** Start of Records to use **

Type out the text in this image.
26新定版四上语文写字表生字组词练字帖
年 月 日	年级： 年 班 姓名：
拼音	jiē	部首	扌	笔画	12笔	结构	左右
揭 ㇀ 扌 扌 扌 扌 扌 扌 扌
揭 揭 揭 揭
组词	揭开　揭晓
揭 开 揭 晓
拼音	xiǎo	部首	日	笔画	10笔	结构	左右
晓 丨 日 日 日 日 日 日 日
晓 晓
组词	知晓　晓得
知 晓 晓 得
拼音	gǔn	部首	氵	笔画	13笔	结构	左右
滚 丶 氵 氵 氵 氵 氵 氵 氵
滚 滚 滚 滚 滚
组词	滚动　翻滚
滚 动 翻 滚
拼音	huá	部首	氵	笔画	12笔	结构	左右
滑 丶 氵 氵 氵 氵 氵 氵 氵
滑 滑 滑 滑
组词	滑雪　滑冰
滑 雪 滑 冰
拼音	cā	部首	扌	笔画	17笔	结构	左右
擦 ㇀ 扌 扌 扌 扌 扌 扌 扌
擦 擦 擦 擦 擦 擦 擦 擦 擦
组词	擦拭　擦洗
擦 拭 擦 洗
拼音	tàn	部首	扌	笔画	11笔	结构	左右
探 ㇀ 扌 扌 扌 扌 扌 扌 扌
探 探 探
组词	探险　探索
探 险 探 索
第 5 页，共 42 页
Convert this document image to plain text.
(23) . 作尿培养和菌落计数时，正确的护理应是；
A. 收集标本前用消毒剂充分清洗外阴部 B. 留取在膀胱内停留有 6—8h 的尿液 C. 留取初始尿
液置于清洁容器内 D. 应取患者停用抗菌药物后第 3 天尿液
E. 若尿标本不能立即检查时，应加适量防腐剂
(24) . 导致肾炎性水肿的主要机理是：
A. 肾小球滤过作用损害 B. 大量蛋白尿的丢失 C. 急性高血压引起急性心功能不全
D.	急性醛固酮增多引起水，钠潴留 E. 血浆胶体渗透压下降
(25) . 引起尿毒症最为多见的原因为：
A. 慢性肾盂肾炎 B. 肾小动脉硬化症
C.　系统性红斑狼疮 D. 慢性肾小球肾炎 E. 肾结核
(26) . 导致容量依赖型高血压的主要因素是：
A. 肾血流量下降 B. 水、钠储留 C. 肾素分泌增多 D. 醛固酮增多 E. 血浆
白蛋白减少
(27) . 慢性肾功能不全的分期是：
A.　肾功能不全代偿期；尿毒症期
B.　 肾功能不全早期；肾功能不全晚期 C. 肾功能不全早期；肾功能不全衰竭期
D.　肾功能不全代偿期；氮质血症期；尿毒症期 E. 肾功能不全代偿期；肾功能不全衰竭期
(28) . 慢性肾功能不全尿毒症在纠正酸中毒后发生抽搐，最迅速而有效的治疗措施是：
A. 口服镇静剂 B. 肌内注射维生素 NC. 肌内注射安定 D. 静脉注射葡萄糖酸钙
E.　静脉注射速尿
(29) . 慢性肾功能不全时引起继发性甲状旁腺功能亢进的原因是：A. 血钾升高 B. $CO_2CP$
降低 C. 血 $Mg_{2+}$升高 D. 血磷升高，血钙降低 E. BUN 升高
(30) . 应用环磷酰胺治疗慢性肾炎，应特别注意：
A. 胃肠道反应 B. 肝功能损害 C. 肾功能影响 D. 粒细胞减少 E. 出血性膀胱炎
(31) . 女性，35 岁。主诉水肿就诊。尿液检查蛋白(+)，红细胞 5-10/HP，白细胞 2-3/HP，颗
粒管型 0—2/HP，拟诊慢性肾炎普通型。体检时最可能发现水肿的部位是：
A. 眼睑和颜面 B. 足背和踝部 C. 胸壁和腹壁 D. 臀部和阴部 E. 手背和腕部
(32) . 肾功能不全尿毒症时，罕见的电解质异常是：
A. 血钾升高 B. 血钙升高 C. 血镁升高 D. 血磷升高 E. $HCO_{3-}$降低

** End of Records to use **

→ Written exercise: Copy out every line of the data above, exactly as given.

→ Completed task:
Type out the text in this image.
26新定版四上语文写字表生字组词练字帖
年 月 日	年级： 年 班 姓名：
拼音	jiē	部首	扌	笔画	12笔	结构	左右
揭 ㇀ 扌 扌 扌 扌 扌 扌 扌
揭 揭 揭 揭
组词	揭开　揭晓
揭 开 揭 晓
拼音	xiǎo	部首	日	笔画	10笔	结构	左右
晓 丨 日 日 日 日 日 日 日
晓 晓
组词	知晓　晓得
知 晓 晓 得
拼音	gǔn	部首	氵	笔画	13笔	结构	左右
滚 丶 氵 氵 氵 氵 氵 氵 氵
滚 滚 滚 滚 滚
组词	滚动　翻滚
滚 动 翻 滚
拼音	huá	部首	氵	笔画	12笔	结构	左右
滑 丶 氵 氵 氵 氵 氵 氵 氵
滑 滑 滑 滑
组词	滑雪　滑冰
滑 雪 滑 冰
拼音	cā	部首	扌	笔画	17笔	结构	左右
擦 ㇀ 扌 扌 扌 扌 扌 扌 扌
擦 擦 擦 擦 擦 擦 擦 擦 擦
组词	擦拭　擦洗
擦 拭 擦 洗
拼音	tàn	部首	扌	笔画	11笔	结构	左右
探 ㇀ 扌 扌 扌 扌 扌 扌 扌
探 探 探
组词	探险　探索
探 险 探 索
第 5 页，共 42 页
Convert this document image to plain text.
(23) . 作尿培养和菌落计数时，正确的护理应是；
A. 收集标本前用消毒剂充分清洗外阴部 B. 留取在膀胱内停留有 6—8h 的尿液 C. 留取初始尿
液置于清洁容器内 D. 应取患者停用抗菌药物后第 3 天尿液
E. 若尿标本不能立即检查时，应加适量防腐剂
(24) . 导致肾炎性水肿的主要机理是：
A. 肾小球滤过作用损害 B. 大量蛋白尿的丢失 C. 急性高血压引起急性心功能不全
D.	急性醛固酮增多引起水，钠潴留 E. 血浆胶体渗透压下降
(25) . 引起尿毒症最为多见的原因为：
A. 慢性肾盂肾炎 B. 肾小动脉硬化症
C.　系统性红斑狼疮 D. 慢性肾小球肾炎 E. 肾结核
(26) . 导致容量依赖型高血压的主要因素是：
A. 肾血流量下降 B. 水、钠储留 C. 肾素分泌增多 D. 醛固酮增多 E. 血浆
白蛋白减少
(27) . 慢性肾功能不全的分期是：
A.　肾功能不全代偿期；尿毒症期
B.　 肾功能不全早期；肾功能不全晚期 C. 肾功能不全早期；肾功能不全衰竭期
D.　肾功能不全代偿期；氮质血症期；尿毒症期 E. 肾功能不全代偿期；肾功能不全衰竭期
(28) . 慢性肾功能不全尿毒症在纠正酸中毒后发生抽搐，最迅速而有效的治疗措施是：
A. 口服镇静剂 B. 肌内注射维生素 NC. 肌内注射安定 D. 静脉注射葡萄糖酸钙
E.　静脉注射速尿
(29) . 慢性肾功能不全时引起继发性甲状旁腺功能亢进的原因是：A. 血钾升高 B. $CO_2CP$
降低 C. 血 $Mg_{2+}$升高 D. 血磷升高，血钙降低 E. BUN 升高
(30) . 应用环磷酰胺治疗慢性肾炎，应特别注意：
A. 胃肠道反应 B. 肝功能损害 C. 肾功能影响 D. 粒细胞减少 E. 出血性膀胱炎
(31) . 女性，35 岁。主诉水肿就诊。尿液检查蛋白(+)，红细胞 5-10/HP，白细胞 2-3/HP，颗
粒管型 0—2/HP，拟诊慢性肾炎普通型。体检时最可能发现水肿的部位是：
A. 眼睑和颜面 B. 足背和踝部 C. 胸壁和腹壁 D. 臀部和阴部 E. 手背和腕部
(32) . 肾功能不全尿毒症时，罕见的电解质异常是：
A. 血钾升高 B. 血钙升高 C. 血镁升高 D. 血磷升高 E. $HCO_{3-}$降低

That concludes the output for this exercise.